--- start of SOURCE MATERIAL ---

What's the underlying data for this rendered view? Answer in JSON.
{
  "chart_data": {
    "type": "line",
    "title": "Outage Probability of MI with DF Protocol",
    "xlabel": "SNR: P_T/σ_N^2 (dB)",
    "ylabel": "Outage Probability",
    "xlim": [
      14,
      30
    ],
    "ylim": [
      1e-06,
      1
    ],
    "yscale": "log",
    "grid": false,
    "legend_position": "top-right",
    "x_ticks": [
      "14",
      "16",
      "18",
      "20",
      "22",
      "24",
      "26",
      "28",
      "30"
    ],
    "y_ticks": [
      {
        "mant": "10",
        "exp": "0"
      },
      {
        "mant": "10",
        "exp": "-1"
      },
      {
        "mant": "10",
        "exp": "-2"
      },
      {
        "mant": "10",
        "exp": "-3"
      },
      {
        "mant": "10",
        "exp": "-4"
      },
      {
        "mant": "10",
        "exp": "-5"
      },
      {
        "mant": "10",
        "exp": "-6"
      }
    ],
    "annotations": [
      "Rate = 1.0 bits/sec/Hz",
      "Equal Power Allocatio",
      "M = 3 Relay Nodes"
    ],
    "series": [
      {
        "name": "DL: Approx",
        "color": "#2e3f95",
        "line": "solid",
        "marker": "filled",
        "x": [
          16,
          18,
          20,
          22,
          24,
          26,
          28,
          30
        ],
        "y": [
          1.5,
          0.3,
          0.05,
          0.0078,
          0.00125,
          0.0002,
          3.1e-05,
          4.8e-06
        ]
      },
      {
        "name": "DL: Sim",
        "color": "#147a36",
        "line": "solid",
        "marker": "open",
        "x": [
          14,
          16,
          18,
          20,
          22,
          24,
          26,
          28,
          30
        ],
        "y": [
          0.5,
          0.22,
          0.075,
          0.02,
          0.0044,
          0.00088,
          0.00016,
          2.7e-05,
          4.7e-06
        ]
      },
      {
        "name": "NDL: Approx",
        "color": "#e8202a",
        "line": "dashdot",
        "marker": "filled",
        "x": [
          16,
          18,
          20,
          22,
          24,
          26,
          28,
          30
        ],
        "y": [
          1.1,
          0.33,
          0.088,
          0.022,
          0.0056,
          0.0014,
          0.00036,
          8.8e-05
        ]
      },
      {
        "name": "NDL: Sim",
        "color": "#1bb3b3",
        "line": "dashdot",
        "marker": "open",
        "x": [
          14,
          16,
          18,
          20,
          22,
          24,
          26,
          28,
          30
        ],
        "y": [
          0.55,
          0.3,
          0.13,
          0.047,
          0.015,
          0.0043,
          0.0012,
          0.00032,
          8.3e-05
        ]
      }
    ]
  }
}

--- end of SOURCE MATERIAL ---

- **AIM**
Quote each line of the listing above exactly.

- **TASK ANSWER**
What's the underlying data for this rendered view? Answer in JSON.
{
  "chart_data": {
    "type": "line",
    "title": "Outage Probability of MI with DF Protocol",
    "xlabel": "SNR: P_T/σ_N^2 (dB)",
    "ylabel": "Outage Probability",
    "xlim": [
      14,
      30
    ],
    "ylim": [
      1e-06,
      1
    ],
    "yscale": "log",
    "grid": false,
    "legend_position": "top-right",
    "x_ticks": [
      "14",
      "16",
      "18",
      "20",
      "22",
      "24",
      "26",
      "28",
      "30"
    ],
    "y_ticks": [
      {
        "mant": "10",
        "exp": "0"
      },
      {
        "mant": "10",
        "exp": "-1"
      },
      {
        "mant": "10",
        "exp": "-2"
      },
      {
        "mant": "10",
        "exp": "-3"
      },
      {
        "mant": "10",
        "exp": "-4"
      },
      {
        "mant": "10",
        "exp": "-5"
      },
      {
        "mant": "10",
        "exp": "-6"
      }
    ],
    "annotations": [
      "Rate = 1.0 bits/sec/Hz",
      "Equal Power Allocatio",
      "M = 3 Relay Nodes"
    ],
    "series": [
      {
        "name": "DL: Approx",
        "color": "#2e3f95",
        "line": "solid",
        "marker": "filled",
        "x": [
          16,
          18,
          20,
          22,
          24,
          26,
          28,
          30
        ],
        "y": [
          1.5,
          0.3,
          0.05,
          0.0078,
          0.00125,
          0.0002,
          3.1e-05,
          4.8e-06
        ]
      },
      {
        "name": "DL: Sim",
        "color": "#147a36",
        "line": "solid",
        "marker": "open",
        "x": [
          14,
          16,
          18,
          20,
          22,
          24,
          26,
          28,
          30
        ],
        "y": [
          0.5,
          0.22,
          0.075,
          0.02,
          0.0044,
          0.00088,
          0.00016,
          2.7e-05,
          4.7e-06
        ]
      },
      {
        "name": "NDL: Approx",
        "color": "#e8202a",
        "line": "dashdot",
        "marker": "filled",
        "x": [
          16,
          18,
          20,
          22,
          24,
          26,
          28,
          30
        ],
        "y": [
          1.1,
          0.33,
          0.088,
          0.022,
          0.0056,
          0.0014,
          0.00036,
          8.8e-05
        ]
      },
      {
        "name": "NDL: Sim",
        "color": "#1bb3b3",
        "line": "dashdot",
        "marker": "open",
        "x": [
          14,
          16,
          18,
          20,
          22,
          24,
          26,
          28,
          30
        ],
        "y": [
          0.55,
          0.3,
          0.13,
          0.047,
          0.015,
          0.0043,
          0.0012,
          0.00032,
          8.3e-05
        ]
      }
    ]
  }
}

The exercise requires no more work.